■ **EXCERPTED DATA**:
######

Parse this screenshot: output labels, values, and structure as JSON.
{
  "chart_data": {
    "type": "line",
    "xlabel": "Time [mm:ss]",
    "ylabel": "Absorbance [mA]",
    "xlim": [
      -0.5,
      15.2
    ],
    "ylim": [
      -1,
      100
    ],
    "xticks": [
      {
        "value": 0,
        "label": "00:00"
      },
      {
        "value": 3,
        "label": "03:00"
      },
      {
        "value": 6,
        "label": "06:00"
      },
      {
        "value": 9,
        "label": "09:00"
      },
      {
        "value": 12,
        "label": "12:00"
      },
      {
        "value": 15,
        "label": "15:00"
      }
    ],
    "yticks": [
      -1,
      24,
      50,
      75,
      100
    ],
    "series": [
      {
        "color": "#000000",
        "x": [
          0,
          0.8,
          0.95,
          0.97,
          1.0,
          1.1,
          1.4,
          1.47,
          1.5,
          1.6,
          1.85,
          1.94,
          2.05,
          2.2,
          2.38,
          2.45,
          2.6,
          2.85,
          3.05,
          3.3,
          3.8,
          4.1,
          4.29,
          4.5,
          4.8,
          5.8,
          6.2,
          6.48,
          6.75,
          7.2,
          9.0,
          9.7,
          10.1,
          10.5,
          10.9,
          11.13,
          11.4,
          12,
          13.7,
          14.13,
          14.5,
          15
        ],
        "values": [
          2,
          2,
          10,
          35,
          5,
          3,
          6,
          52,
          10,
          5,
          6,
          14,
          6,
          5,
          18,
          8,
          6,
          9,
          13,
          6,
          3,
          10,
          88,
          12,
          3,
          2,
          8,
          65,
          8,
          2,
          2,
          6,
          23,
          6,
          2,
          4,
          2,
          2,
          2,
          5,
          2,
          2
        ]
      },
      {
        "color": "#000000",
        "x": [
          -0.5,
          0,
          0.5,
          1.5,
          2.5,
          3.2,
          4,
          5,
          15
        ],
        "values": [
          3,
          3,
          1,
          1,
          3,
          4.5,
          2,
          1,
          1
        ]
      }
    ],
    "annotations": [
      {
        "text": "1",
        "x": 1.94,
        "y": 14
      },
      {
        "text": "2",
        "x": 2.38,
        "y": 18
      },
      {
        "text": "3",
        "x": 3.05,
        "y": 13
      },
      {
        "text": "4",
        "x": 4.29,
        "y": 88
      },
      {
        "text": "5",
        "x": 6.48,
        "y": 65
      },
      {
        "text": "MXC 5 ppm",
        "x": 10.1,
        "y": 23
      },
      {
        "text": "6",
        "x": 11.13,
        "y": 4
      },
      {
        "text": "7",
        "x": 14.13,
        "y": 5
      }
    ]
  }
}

######

■ **EXERCISE**:
Copy every line of the listing containing the string "text".

■ **OUTPUT FOR THIS TASK**:
        "text": "1",
        "text": "2",
        "text": "3",
        "text": "4",
        "text": "5",
        "text": "MXC 5 ppm",
        "text": "6",
        "text": "7",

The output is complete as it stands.